* Your task: Here are records with pictures in them. Copy all of them exactly and leave the pictures out.

━━ Supplied records ━━

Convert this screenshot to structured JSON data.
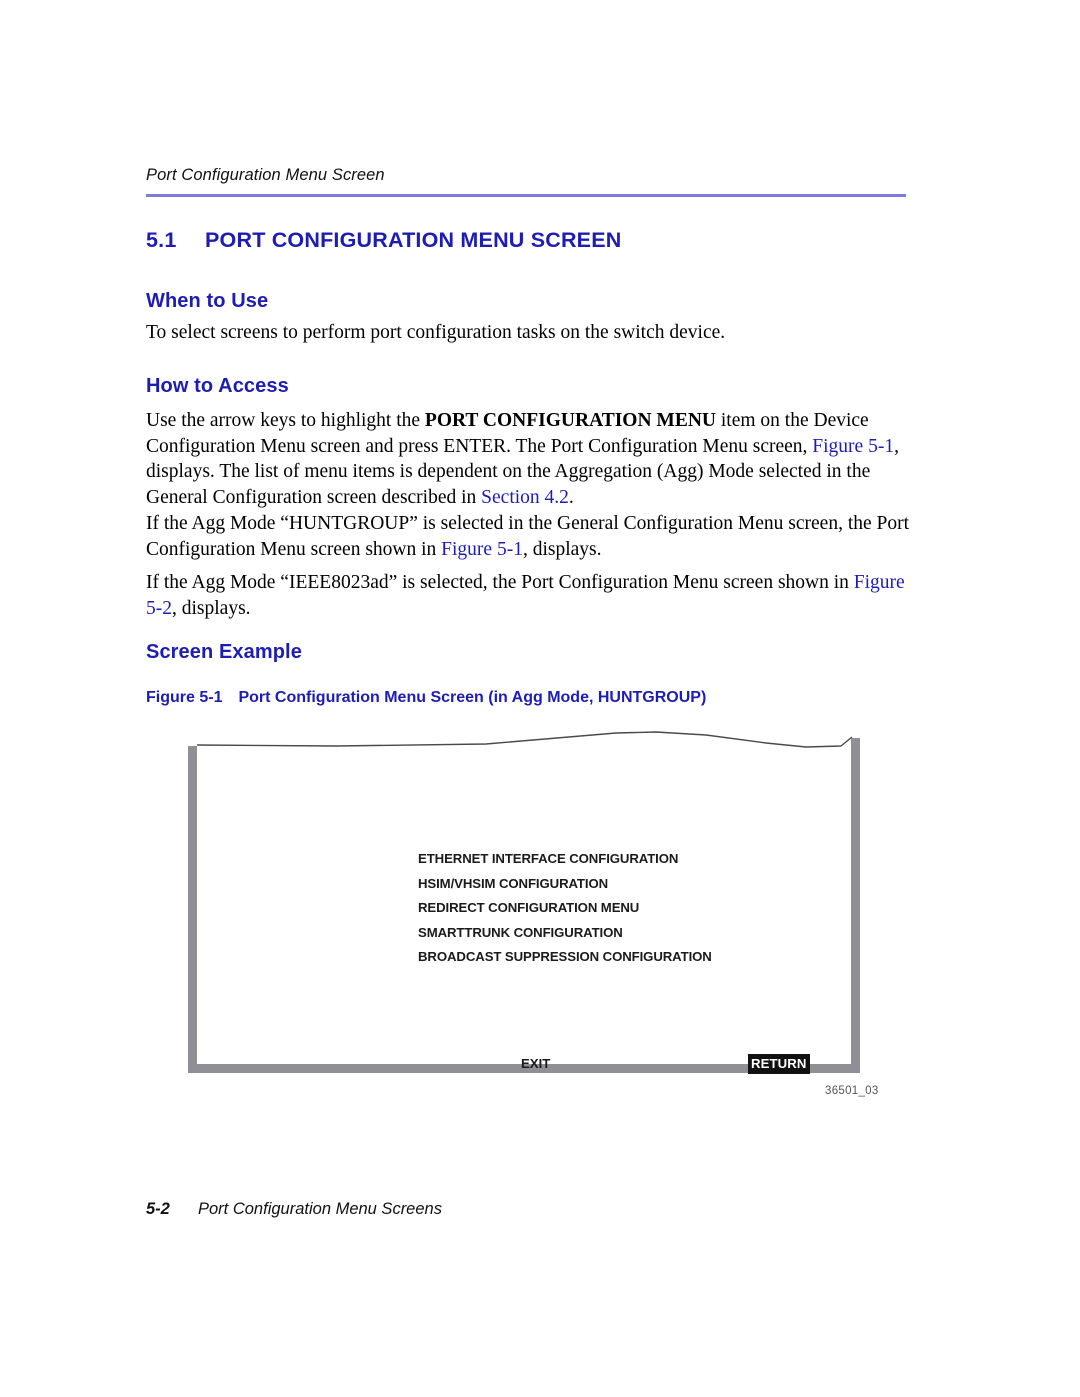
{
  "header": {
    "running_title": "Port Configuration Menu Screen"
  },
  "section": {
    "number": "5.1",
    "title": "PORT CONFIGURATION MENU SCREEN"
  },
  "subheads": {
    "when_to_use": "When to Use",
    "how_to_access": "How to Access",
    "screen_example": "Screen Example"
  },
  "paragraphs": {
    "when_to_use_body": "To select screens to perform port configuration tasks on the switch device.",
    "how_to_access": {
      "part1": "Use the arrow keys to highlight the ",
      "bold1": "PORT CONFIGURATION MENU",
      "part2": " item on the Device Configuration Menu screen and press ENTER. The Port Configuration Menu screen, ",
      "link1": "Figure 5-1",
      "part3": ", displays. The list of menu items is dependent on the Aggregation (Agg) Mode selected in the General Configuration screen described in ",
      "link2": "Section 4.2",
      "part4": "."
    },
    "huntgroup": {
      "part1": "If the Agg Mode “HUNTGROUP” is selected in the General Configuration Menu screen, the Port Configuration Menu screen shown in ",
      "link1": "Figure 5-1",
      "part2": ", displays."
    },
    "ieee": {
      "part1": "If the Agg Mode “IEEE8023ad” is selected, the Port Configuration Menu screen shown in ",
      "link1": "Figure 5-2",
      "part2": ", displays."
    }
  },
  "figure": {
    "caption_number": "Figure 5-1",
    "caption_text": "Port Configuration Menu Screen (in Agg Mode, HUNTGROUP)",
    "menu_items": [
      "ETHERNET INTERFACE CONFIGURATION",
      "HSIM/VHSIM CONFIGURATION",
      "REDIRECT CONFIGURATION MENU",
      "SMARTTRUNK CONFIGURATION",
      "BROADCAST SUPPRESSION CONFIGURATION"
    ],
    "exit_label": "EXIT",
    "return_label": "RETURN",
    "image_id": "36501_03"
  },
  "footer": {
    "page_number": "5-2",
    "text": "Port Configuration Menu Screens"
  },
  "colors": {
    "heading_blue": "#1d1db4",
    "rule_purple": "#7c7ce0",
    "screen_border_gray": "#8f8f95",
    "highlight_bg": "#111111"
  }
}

━━━

* Output for this task:
Convert this screenshot to structured JSON data.
{
  "header": {
    "running_title": "Port Configuration Menu Screen"
  },
  "section": {
    "number": "5.1",
    "title": "PORT CONFIGURATION MENU SCREEN"
  },
  "subheads": {
    "when_to_use": "When to Use",
    "how_to_access": "How to Access",
    "screen_example": "Screen Example"
  },
  "paragraphs": {
    "when_to_use_body": "To select screens to perform port configuration tasks on the switch device.",
    "how_to_access": {
      "part1": "Use the arrow keys to highlight the ",
      "bold1": "PORT CONFIGURATION MENU",
      "part2": " item on the Device Configuration Menu screen and press ENTER. The Port Configuration Menu screen, ",
      "link1": "Figure 5-1",
      "part3": ", displays. The list of menu items is dependent on the Aggregation (Agg) Mode selected in the General Configuration screen described in ",
      "link2": "Section 4.2",
      "part4": "."
    },
    "huntgroup": {
      "part1": "If the Agg Mode “HUNTGROUP” is selected in the General Configuration Menu screen, the Port Configuration Menu screen shown in ",
      "link1": "Figure 5-1",
      "part2": ", displays."
    },
    "ieee": {
      "part1": "If the Agg Mode “IEEE8023ad” is selected, the Port Configuration Menu screen shown in ",
      "link1": "Figure 5-2",
      "part2": ", displays."
    }
  },
  "figure": {
    "caption_number": "Figure 5-1",
    "caption_text": "Port Configuration Menu Screen (in Agg Mode, HUNTGROUP)",
    "menu_items": [
      "ETHERNET INTERFACE CONFIGURATION",
      "HSIM/VHSIM CONFIGURATION",
      "REDIRECT CONFIGURATION MENU",
      "SMARTTRUNK CONFIGURATION",
      "BROADCAST SUPPRESSION CONFIGURATION"
    ],
    "exit_label": "EXIT",
    "return_label": "RETURN",
    "image_id": "36501_03"
  },
  "footer": {
    "page_number": "5-2",
    "text": "Port Configuration Menu Screens"
  },
  "colors": {
    "heading_blue": "#1d1db4",
    "rule_purple": "#7c7ce0",
    "screen_border_gray": "#8f8f95",
    "highlight_bg": "#111111"
  }
}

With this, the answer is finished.